• **What is required**
Filter the records below and copy every line containing the word "JSON".

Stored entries
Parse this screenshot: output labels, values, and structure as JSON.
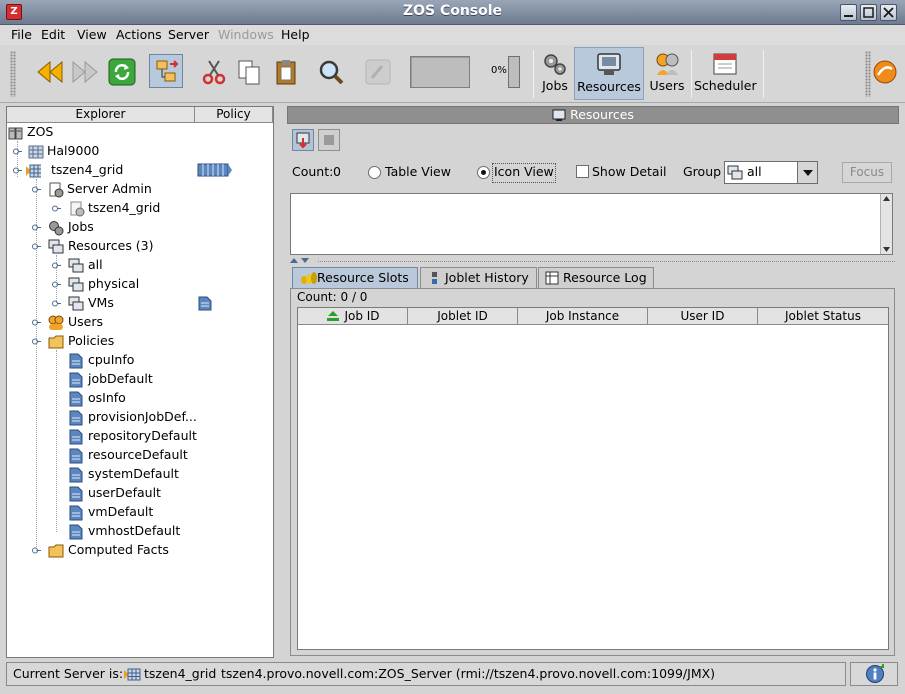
{
  "window": {
    "title": "ZOS Console",
    "app_icon": "Z"
  },
  "menu": [
    "File",
    "Edit",
    "View",
    "Actions",
    "Server",
    "Windows",
    "Help"
  ],
  "toolbar": {
    "progress_text": "0%",
    "progress_value": 0,
    "jobs_label": "Jobs",
    "resources_label": "Resources",
    "users_label": "Users",
    "scheduler_label": "Scheduler"
  },
  "explorer": {
    "col_explorer": "Explorer",
    "col_policy": "Policy",
    "tree": {
      "root": "ZOS",
      "hal": "Hal9000",
      "grid": "tszen4_grid",
      "server_admin": "Server Admin",
      "server_admin_child": "tszen4_grid",
      "jobs": "Jobs",
      "resources": "Resources (3)",
      "res_all": "all",
      "res_physical": "physical",
      "res_vms": "VMs",
      "users": "Users",
      "policies": "Policies",
      "policy_items": [
        "cpuInfo",
        "jobDefault",
        "osInfo",
        "provisionJobDef...",
        "repositoryDefault",
        "resourceDefault",
        "systemDefault",
        "userDefault",
        "vmDefault",
        "vmhostDefault"
      ],
      "computed_facts": "Computed Facts"
    }
  },
  "resources_panel": {
    "header": "Resources",
    "count_label": "Count:",
    "count_value": "0",
    "table_view": "Table View",
    "icon_view": "Icon View",
    "show_detail": "Show Detail",
    "group_label": "Group",
    "group_value": "all",
    "focus_label": "Focus"
  },
  "tabs": [
    "Resource Slots",
    "Joblet History",
    "Resource Log"
  ],
  "slots": {
    "count_text": "Count:  0 / 0",
    "columns": [
      "Job ID",
      "Joblet ID",
      "Job Instance",
      "User ID",
      "Joblet Status"
    ]
  },
  "status": {
    "label": "Current Server is:",
    "server": "tszen4_grid",
    "detail": "tszen4.provo.novell.com:ZOS_Server (rmi://tszen4.provo.novell.com:1099/JMX)"
  }
}
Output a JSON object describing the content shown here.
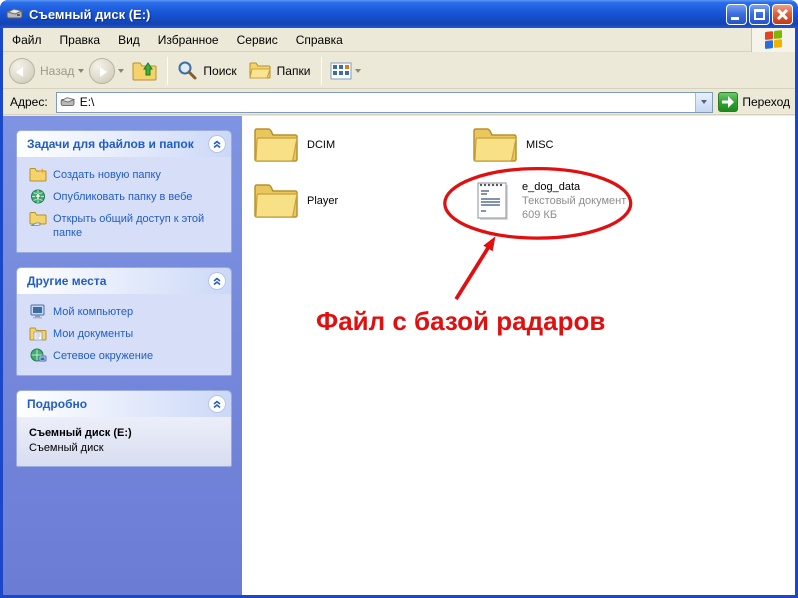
{
  "window": {
    "title": "Съемный диск (E:)"
  },
  "menu": {
    "items": [
      "Файл",
      "Правка",
      "Вид",
      "Избранное",
      "Сервис",
      "Справка"
    ]
  },
  "toolbar": {
    "back_label": "Назад",
    "search_label": "Поиск",
    "folders_label": "Папки"
  },
  "address": {
    "label": "Адрес:",
    "value": "E:\\",
    "go_label": "Переход"
  },
  "sidebar": {
    "panels": [
      {
        "title": "Задачи для файлов и папок",
        "items": [
          {
            "icon": "new-folder-icon",
            "label": "Создать новую папку"
          },
          {
            "icon": "publish-web-icon",
            "label": "Опубликовать папку в вебе"
          },
          {
            "icon": "share-folder-icon",
            "label": "Открыть общий доступ к этой папке"
          }
        ]
      },
      {
        "title": "Другие места",
        "items": [
          {
            "icon": "my-computer-icon",
            "label": "Мой компьютер"
          },
          {
            "icon": "my-documents-icon",
            "label": "Мои документы"
          },
          {
            "icon": "network-places-icon",
            "label": "Сетевое окружение"
          }
        ]
      },
      {
        "title": "Подробно",
        "details": {
          "name": "Съемный диск (E:)",
          "type": "Съемный диск"
        }
      }
    ]
  },
  "main": {
    "folders": [
      {
        "name": "DCIM"
      },
      {
        "name": "MISC"
      },
      {
        "name": "Player"
      }
    ],
    "file": {
      "name": "e_dog_data",
      "type": "Текстовый документ",
      "size": "609 КБ"
    }
  },
  "annotation": {
    "text": "Файл с базой радаров",
    "color": "#e01010"
  },
  "colors": {
    "titlebar": "#1856d8",
    "sidebar": "#6b7cd5",
    "link": "#215dc6",
    "toolbar_bg": "#ece9d8"
  }
}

• **Full response**
Parse this screenshot: output labels, values, and structure as JSON.
Output a JSON object describing the content shown here.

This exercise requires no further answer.